The data below must be copied in full and without any change.

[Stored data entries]
----

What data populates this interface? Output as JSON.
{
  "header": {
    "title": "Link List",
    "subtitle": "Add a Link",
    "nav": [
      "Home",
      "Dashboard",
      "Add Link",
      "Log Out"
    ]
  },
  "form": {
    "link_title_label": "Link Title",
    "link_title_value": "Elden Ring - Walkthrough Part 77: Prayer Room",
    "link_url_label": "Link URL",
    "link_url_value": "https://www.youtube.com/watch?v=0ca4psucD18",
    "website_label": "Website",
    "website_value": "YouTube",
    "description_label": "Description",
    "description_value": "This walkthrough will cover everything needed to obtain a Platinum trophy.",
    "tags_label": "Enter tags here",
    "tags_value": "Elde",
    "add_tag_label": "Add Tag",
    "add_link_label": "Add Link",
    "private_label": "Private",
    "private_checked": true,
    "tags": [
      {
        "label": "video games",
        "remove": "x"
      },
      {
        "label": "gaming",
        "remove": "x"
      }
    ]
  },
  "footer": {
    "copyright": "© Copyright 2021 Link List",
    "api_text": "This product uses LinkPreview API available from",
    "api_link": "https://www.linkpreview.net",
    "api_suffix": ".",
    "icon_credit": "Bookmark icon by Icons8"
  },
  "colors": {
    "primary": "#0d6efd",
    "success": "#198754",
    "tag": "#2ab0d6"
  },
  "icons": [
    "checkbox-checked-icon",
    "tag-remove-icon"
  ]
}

----

• [Exercise solution]:
What data populates this interface? Output as JSON.
{
  "header": {
    "title": "Link List",
    "subtitle": "Add a Link",
    "nav": [
      "Home",
      "Dashboard",
      "Add Link",
      "Log Out"
    ]
  },
  "form": {
    "link_title_label": "Link Title",
    "link_title_value": "Elden Ring - Walkthrough Part 77: Prayer Room",
    "link_url_label": "Link URL",
    "link_url_value": "https://www.youtube.com/watch?v=0ca4psucD18",
    "website_label": "Website",
    "website_value": "YouTube",
    "description_label": "Description",
    "description_value": "This walkthrough will cover everything needed to obtain a Platinum trophy.",
    "tags_label": "Enter tags here",
    "tags_value": "Elde",
    "add_tag_label": "Add Tag",
    "add_link_label": "Add Link",
    "private_label": "Private",
    "private_checked": true,
    "tags": [
      {
        "label": "video games",
        "remove": "x"
      },
      {
        "label": "gaming",
        "remove": "x"
      }
    ]
  },
  "footer": {
    "copyright": "© Copyright 2021 Link List",
    "api_text": "This product uses LinkPreview API available from",
    "api_link": "https://www.linkpreview.net",
    "api_suffix": ".",
    "icon_credit": "Bookmark icon by Icons8"
  },
  "colors": {
    "primary": "#0d6efd",
    "success": "#198754",
    "tag": "#2ab0d6"
  },
  "icons": [
    "checkbox-checked-icon",
    "tag-remove-icon"
  ]
}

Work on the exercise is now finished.